* [WHAT TO PRODUCE]
Locate the string "none" in the listing below. Copy every line where it is found.
--- start of DATASET ROWS ---
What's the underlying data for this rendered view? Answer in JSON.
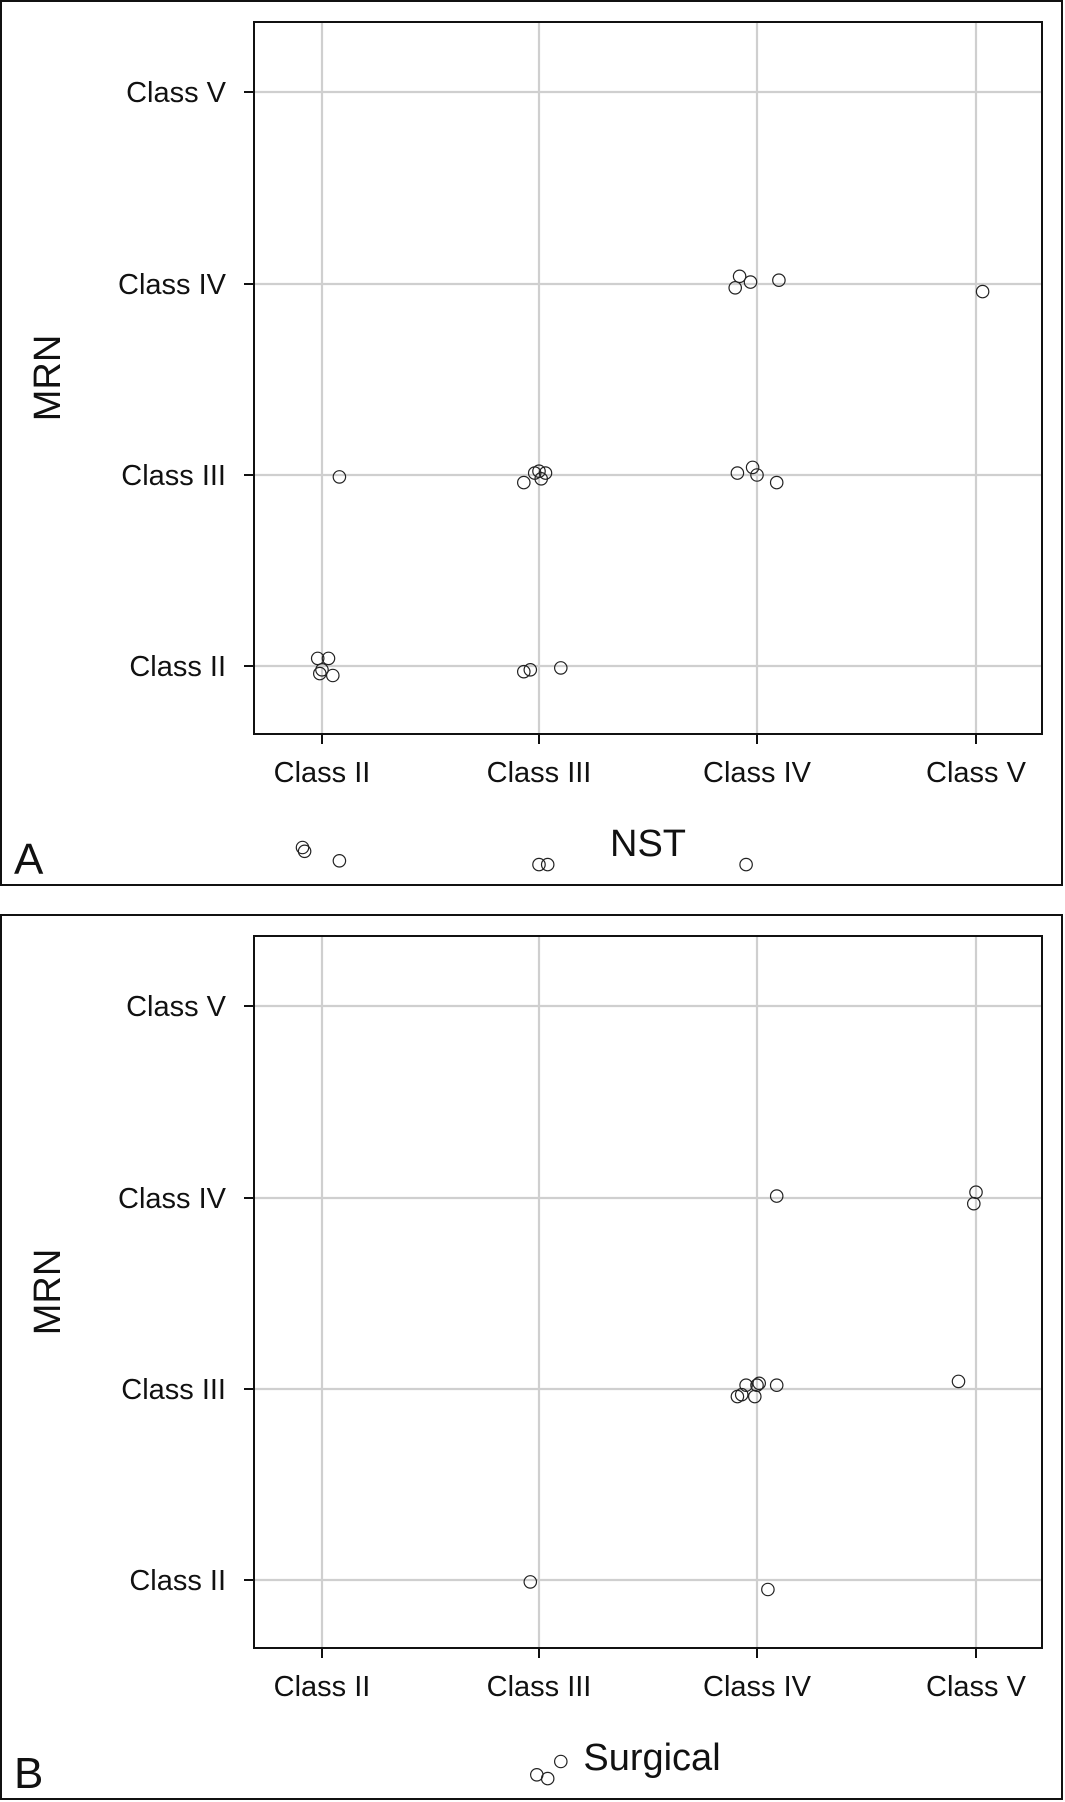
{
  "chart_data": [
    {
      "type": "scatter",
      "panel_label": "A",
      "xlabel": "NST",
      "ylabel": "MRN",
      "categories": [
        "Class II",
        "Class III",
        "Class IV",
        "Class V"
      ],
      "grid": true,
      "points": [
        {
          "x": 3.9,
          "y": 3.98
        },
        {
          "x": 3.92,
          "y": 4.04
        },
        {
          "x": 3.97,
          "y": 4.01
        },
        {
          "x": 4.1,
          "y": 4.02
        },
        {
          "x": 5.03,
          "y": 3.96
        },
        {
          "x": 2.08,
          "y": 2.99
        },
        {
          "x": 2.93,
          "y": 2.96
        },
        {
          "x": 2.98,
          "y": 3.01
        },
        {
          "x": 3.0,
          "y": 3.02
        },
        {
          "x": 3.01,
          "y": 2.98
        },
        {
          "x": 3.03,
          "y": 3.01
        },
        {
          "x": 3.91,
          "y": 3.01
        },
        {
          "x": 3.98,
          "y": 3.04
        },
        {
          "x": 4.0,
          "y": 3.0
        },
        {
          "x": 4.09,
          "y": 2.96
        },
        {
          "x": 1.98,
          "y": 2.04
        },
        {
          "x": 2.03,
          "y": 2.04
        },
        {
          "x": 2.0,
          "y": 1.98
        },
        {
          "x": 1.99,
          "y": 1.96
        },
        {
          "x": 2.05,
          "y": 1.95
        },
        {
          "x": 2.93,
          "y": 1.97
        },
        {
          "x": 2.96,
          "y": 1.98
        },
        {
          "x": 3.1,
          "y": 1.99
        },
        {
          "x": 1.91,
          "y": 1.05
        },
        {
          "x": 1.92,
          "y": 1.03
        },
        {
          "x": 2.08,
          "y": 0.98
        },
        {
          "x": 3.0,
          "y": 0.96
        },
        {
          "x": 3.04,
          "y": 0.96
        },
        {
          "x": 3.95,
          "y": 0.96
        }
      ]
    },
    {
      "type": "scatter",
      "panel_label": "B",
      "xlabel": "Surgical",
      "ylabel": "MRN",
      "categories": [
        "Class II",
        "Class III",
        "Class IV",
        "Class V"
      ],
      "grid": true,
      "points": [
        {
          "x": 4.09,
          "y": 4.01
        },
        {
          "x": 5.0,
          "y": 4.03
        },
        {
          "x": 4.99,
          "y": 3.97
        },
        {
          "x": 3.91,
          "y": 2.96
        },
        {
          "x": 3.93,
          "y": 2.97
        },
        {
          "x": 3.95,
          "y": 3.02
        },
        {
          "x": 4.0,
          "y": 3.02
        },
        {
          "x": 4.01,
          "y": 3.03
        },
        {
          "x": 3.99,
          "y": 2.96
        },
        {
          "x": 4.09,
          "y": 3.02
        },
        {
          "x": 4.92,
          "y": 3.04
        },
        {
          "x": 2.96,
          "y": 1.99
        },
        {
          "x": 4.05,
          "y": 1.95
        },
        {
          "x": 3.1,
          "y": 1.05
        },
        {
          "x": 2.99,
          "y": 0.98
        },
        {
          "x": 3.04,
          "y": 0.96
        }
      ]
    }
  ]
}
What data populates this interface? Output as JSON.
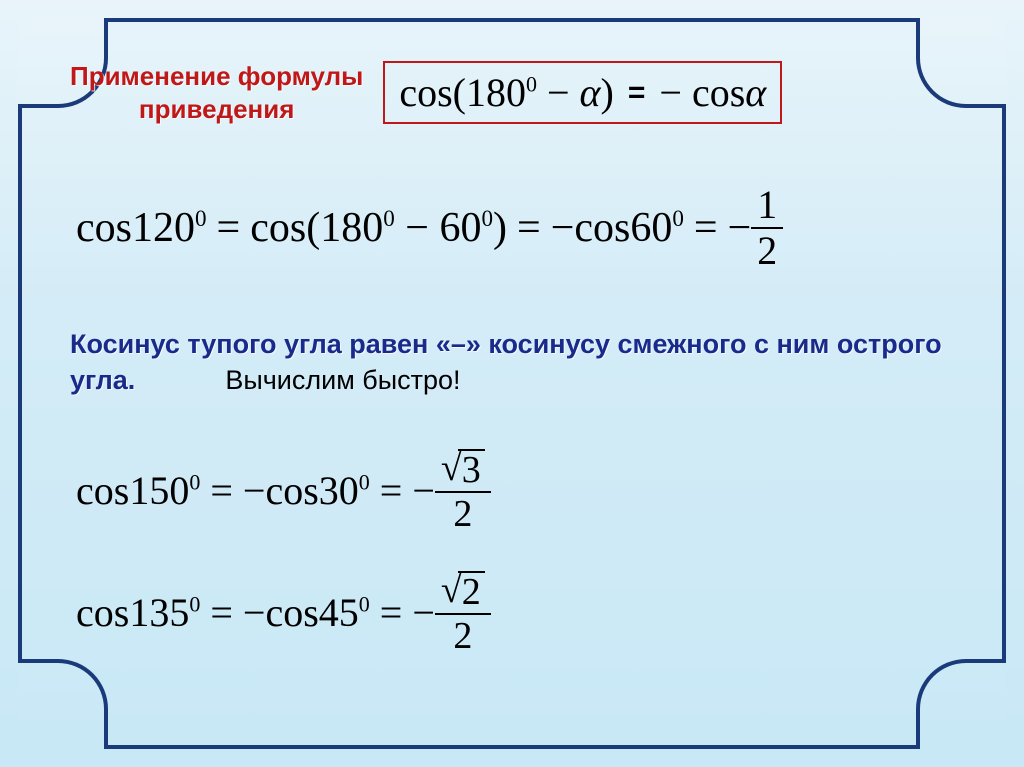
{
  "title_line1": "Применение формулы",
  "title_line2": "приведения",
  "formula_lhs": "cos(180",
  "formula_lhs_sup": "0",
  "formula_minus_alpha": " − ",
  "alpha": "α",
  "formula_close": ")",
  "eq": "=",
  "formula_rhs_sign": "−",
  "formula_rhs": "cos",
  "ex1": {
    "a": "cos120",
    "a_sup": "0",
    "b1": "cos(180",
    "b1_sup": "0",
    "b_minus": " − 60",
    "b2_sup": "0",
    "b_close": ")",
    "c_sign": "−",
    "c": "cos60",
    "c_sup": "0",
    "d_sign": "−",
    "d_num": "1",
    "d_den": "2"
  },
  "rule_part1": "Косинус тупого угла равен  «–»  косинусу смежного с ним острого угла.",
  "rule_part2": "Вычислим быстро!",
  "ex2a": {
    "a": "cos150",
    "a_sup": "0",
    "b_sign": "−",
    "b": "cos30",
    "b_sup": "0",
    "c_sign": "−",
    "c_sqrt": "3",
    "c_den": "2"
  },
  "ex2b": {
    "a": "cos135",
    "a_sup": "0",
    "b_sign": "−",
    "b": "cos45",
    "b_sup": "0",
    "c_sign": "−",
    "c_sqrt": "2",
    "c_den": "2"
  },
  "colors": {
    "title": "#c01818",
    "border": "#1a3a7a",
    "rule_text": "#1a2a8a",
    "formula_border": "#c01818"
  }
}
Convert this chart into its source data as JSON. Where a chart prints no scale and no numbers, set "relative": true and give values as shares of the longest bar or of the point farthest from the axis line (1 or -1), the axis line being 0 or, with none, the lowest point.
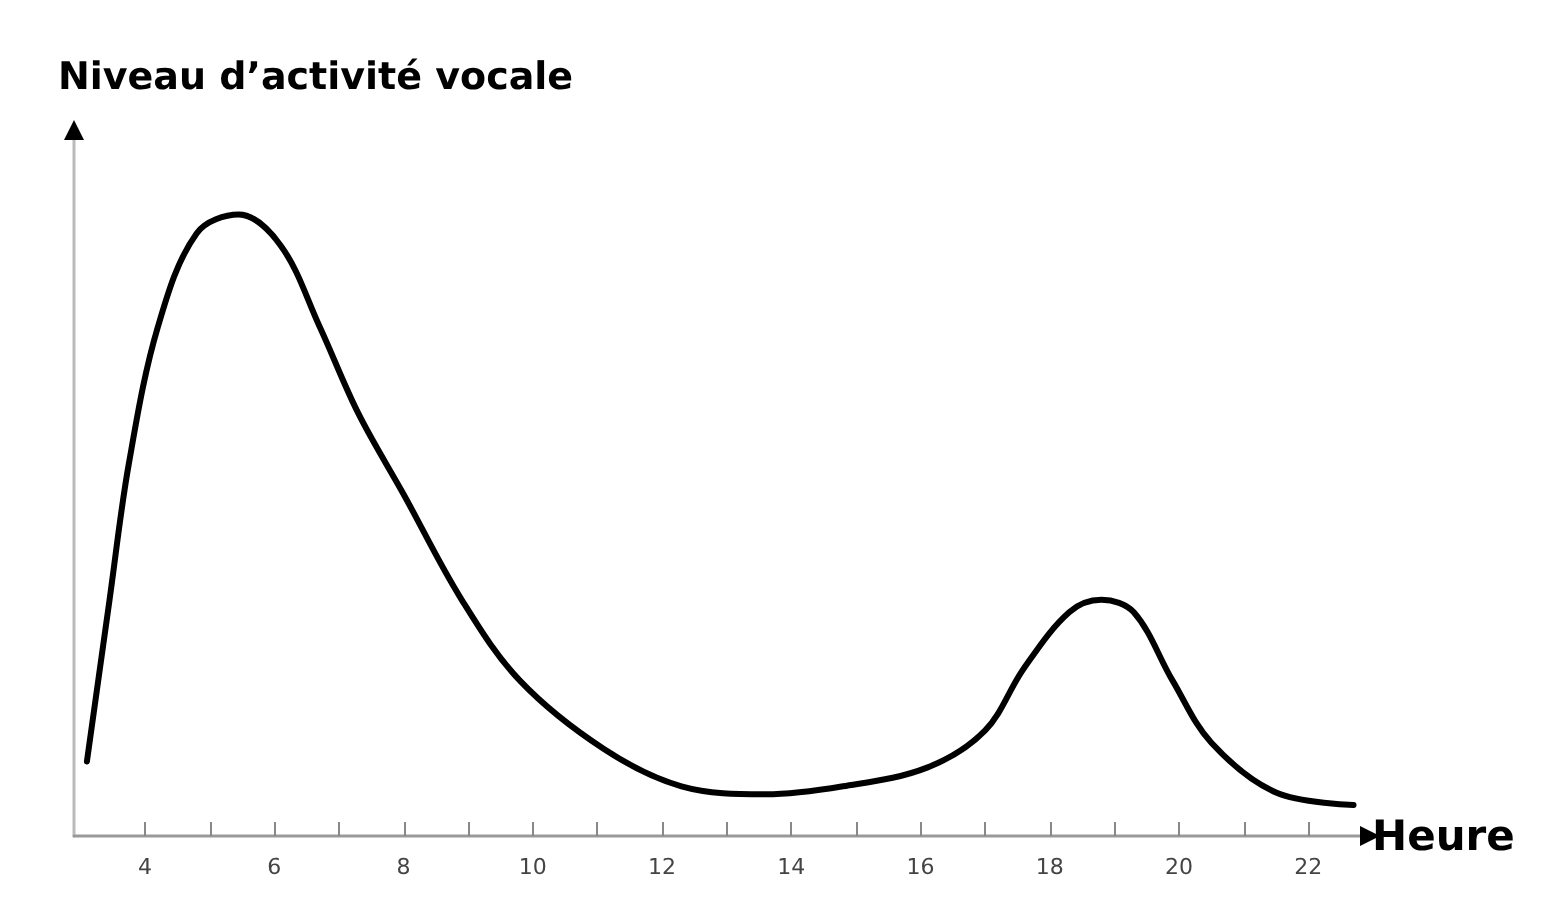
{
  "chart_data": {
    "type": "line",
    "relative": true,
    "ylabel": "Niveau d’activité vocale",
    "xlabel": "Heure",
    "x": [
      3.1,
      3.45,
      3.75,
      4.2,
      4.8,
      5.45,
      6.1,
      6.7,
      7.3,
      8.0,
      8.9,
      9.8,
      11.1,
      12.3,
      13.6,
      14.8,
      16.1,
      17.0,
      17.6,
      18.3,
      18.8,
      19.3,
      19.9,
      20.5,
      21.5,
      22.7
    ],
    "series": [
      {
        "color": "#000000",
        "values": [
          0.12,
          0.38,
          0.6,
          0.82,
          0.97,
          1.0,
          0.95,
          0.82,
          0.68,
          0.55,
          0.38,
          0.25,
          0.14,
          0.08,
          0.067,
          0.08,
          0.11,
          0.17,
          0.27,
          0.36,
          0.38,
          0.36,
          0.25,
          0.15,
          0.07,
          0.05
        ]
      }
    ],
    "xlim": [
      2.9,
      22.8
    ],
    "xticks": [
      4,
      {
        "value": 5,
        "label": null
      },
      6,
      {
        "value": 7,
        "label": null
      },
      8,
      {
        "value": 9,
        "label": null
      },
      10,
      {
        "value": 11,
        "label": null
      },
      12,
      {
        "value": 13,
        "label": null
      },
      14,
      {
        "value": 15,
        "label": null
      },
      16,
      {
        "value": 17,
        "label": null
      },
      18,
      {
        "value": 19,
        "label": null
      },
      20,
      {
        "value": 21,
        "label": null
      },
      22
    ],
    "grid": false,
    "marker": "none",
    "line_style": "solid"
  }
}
--- end of DATASET ROWS ---
* [RESPONSE]
Convert this chart into its source data as JSON. Where a chart prints no scale and no numbers, set "relative": true and give values as shares of the longest bar or of the point farthest from the axis line (1 or -1), the axis line being 0 or, with none, the lowest point.
    "marker": "none",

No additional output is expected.